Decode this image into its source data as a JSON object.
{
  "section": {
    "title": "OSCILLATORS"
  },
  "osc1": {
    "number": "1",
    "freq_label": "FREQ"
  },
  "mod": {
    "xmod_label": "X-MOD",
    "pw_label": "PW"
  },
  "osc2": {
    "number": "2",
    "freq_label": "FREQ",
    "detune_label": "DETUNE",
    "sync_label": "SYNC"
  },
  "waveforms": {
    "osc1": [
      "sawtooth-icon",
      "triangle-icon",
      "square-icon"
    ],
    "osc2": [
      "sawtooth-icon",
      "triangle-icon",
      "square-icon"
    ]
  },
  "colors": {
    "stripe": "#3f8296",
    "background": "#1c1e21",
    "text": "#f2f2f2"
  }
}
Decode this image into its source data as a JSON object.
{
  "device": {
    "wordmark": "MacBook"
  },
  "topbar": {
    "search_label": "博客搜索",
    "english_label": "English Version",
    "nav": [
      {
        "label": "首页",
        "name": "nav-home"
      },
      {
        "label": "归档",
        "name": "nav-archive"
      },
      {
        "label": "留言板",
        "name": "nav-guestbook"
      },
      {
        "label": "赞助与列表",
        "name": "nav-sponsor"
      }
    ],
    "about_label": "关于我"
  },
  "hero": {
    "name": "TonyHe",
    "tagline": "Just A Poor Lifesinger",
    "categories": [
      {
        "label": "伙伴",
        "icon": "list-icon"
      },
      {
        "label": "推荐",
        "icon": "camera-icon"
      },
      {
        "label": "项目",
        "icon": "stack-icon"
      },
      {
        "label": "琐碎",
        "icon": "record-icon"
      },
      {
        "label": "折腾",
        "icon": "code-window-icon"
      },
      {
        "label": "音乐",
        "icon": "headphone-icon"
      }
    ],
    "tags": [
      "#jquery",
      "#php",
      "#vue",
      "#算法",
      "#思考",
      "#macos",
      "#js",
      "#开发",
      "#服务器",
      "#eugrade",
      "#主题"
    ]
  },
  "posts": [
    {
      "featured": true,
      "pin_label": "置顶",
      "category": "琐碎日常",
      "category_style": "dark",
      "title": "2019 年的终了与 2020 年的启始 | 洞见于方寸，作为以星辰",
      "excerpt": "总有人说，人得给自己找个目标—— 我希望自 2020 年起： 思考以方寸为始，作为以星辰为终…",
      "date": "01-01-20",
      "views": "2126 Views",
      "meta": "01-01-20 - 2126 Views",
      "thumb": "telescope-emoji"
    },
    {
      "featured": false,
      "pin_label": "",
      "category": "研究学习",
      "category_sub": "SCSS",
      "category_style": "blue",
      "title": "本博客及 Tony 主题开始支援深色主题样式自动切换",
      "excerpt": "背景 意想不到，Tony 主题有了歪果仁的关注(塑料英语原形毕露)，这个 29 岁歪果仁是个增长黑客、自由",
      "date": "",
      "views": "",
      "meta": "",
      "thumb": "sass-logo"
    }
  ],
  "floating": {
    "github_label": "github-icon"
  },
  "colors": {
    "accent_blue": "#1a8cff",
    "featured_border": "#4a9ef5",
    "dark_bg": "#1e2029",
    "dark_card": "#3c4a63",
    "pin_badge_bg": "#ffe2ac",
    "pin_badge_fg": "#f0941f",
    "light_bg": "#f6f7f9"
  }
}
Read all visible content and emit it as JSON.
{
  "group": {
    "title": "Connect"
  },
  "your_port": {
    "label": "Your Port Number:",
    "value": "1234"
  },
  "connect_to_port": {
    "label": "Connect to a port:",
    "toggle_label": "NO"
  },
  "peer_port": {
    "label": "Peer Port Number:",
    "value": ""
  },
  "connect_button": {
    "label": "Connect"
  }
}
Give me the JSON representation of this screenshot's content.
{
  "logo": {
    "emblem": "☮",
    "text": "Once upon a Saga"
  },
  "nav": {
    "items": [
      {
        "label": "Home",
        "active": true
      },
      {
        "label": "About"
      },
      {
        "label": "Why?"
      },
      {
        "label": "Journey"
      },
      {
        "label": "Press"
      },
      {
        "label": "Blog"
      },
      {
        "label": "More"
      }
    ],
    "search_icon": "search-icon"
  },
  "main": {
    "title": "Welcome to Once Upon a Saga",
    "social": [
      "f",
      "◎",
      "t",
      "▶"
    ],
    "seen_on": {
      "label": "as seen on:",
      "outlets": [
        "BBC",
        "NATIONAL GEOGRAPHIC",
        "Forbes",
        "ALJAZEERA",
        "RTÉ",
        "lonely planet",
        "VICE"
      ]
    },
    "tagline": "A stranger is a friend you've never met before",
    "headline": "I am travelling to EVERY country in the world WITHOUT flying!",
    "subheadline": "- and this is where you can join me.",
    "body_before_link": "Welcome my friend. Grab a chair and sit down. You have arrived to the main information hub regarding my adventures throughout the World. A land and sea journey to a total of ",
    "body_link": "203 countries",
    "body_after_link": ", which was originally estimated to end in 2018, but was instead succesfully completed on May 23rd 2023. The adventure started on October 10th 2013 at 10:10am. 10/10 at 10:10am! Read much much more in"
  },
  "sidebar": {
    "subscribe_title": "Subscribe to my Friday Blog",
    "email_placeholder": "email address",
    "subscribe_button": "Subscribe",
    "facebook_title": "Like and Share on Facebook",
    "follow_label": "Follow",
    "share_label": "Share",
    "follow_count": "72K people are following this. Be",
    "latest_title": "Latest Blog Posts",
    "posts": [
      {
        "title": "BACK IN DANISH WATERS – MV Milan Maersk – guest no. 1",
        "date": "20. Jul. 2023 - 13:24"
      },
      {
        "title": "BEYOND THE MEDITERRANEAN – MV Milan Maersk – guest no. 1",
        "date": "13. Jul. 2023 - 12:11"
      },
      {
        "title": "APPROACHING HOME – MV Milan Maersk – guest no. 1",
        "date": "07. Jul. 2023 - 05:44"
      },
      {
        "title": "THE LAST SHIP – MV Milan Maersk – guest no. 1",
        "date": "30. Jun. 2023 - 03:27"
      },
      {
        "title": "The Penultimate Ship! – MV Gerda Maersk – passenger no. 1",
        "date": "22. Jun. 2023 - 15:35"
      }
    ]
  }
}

## PROBLEM
Exactly reproduce the material above.

## ANSWER FOR THE TASK
Decode this image into its source data as a JSON object.
{
  "section": {
    "title": "OSCILLATORS"
  },
  "osc1": {
    "number": "1",
    "freq_label": "FREQ"
  },
  "mod": {
    "xmod_label": "X-MOD",
    "pw_label": "PW"
  },
  "osc2": {
    "number": "2",
    "freq_label": "FREQ",
    "detune_label": "DETUNE",
    "sync_label": "SYNC"
  },
  "waveforms": {
    "osc1": [
      "sawtooth-icon",
      "triangle-icon",
      "square-icon"
    ],
    "osc2": [
      "sawtooth-icon",
      "triangle-icon",
      "square-icon"
    ]
  },
  "colors": {
    "stripe": "#3f8296",
    "background": "#1c1e21",
    "text": "#f2f2f2"
  }
}
Decode this image into its source data as a JSON object.
{
  "device": {
    "wordmark": "MacBook"
  },
  "topbar": {
    "search_label": "博客搜索",
    "english_label": "English Version",
    "nav": [
      {
        "label": "首页",
        "name": "nav-home"
      },
      {
        "label": "归档",
        "name": "nav-archive"
      },
      {
        "label": "留言板",
        "name": "nav-guestbook"
      },
      {
        "label": "赞助与列表",
        "name": "nav-sponsor"
      }
    ],
    "about_label": "关于我"
  },
  "hero": {
    "name": "TonyHe",
    "tagline": "Just A Poor Lifesinger",
    "categories": [
      {
        "label": "伙伴",
        "icon": "list-icon"
      },
      {
        "label": "推荐",
        "icon": "camera-icon"
      },
      {
        "label": "项目",
        "icon": "stack-icon"
      },
      {
        "label": "琐碎",
        "icon": "record-icon"
      },
      {
        "label": "折腾",
        "icon": "code-window-icon"
      },
      {
        "label": "音乐",
        "icon": "headphone-icon"
      }
    ],
    "tags": [
      "#jquery",
      "#php",
      "#vue",
      "#算法",
      "#思考",
      "#macos",
      "#js",
      "#开发",
      "#服务器",
      "#eugrade",
      "#主题"
    ]
  },
  "posts": [
    {
      "featured": true,
      "pin_label": "置顶",
      "category": "琐碎日常",
      "category_style": "dark",
      "title": "2019 年的终了与 2020 年的启始 | 洞见于方寸，作为以星辰",
      "excerpt": "总有人说，人得给自己找个目标—— 我希望自 2020 年起： 思考以方寸为始，作为以星辰为终…",
      "date": "01-01-20",
      "views": "2126 Views",
      "meta": "01-01-20 - 2126 Views",
      "thumb": "telescope-emoji"
    },
    {
      "featured": false,
      "pin_label": "",
      "category": "研究学习",
      "category_sub": "SCSS",
      "category_style": "blue",
      "title": "本博客及 Tony 主题开始支援深色主题样式自动切换",
      "excerpt": "背景 意想不到，Tony 主题有了歪果仁的关注(塑料英语原形毕露)，这个 29 岁歪果仁是个增长黑客、自由",
      "date": "",
      "views": "",
      "meta": "",
      "thumb": "sass-logo"
    }
  ],
  "floating": {
    "github_label": "github-icon"
  },
  "colors": {
    "accent_blue": "#1a8cff",
    "featured_border": "#4a9ef5",
    "dark_bg": "#1e2029",
    "dark_card": "#3c4a63",
    "pin_badge_bg": "#ffe2ac",
    "pin_badge_fg": "#f0941f",
    "light_bg": "#f6f7f9"
  }
}
Read all visible content and emit it as JSON.
{
  "group": {
    "title": "Connect"
  },
  "your_port": {
    "label": "Your Port Number:",
    "value": "1234"
  },
  "connect_to_port": {
    "label": "Connect to a port:",
    "toggle_label": "NO"
  },
  "peer_port": {
    "label": "Peer Port Number:",
    "value": ""
  },
  "connect_button": {
    "label": "Connect"
  }
}
Give me the JSON representation of this screenshot's content.
{
  "logo": {
    "emblem": "☮",
    "text": "Once upon a Saga"
  },
  "nav": {
    "items": [
      {
        "label": "Home",
        "active": true
      },
      {
        "label": "About"
      },
      {
        "label": "Why?"
      },
      {
        "label": "Journey"
      },
      {
        "label": "Press"
      },
      {
        "label": "Blog"
      },
      {
        "label": "More"
      }
    ],
    "search_icon": "search-icon"
  },
  "main": {
    "title": "Welcome to Once Upon a Saga",
    "social": [
      "f",
      "◎",
      "t",
      "▶"
    ],
    "seen_on": {
      "label": "as seen on:",
      "outlets": [
        "BBC",
        "NATIONAL GEOGRAPHIC",
        "Forbes",
        "ALJAZEERA",
        "RTÉ",
        "lonely planet",
        "VICE"
      ]
    },
    "tagline": "A stranger is a friend you've never met before",
    "headline": "I am travelling to EVERY country in the world WITHOUT flying!",
    "subheadline": "- and this is where you can join me.",
    "body_before_link": "Welcome my friend. Grab a chair and sit down. You have arrived to the main information hub regarding my adventures throughout the World. A land and sea journey to a total of ",
    "body_link": "203 countries",
    "body_after_link": ", which was originally estimated to end in 2018, but was instead succesfully completed on May 23rd 2023. The adventure started on October 10th 2013 at 10:10am. 10/10 at 10:10am! Read much much more in"
  },
  "sidebar": {
    "subscribe_title": "Subscribe to my Friday Blog",
    "email_placeholder": "email address",
    "subscribe_button": "Subscribe",
    "facebook_title": "Like and Share on Facebook",
    "follow_label": "Follow",
    "share_label": "Share",
    "follow_count": "72K people are following this. Be",
    "latest_title": "Latest Blog Posts",
    "posts": [
      {
        "title": "BACK IN DANISH WATERS – MV Milan Maersk – guest no. 1",
        "date": "20. Jul. 2023 - 13:24"
      },
      {
        "title": "BEYOND THE MEDITERRANEAN – MV Milan Maersk – guest no. 1",
        "date": "13. Jul. 2023 - 12:11"
      },
      {
        "title": "APPROACHING HOME – MV Milan Maersk – guest no. 1",
        "date": "07. Jul. 2023 - 05:44"
      },
      {
        "title": "THE LAST SHIP – MV Milan Maersk – guest no. 1",
        "date": "30. Jun. 2023 - 03:27"
      },
      {
        "title": "The Penultimate Ship! – MV Gerda Maersk – passenger no. 1",
        "date": "22. Jun. 2023 - 15:35"
      }
    ]
  }
}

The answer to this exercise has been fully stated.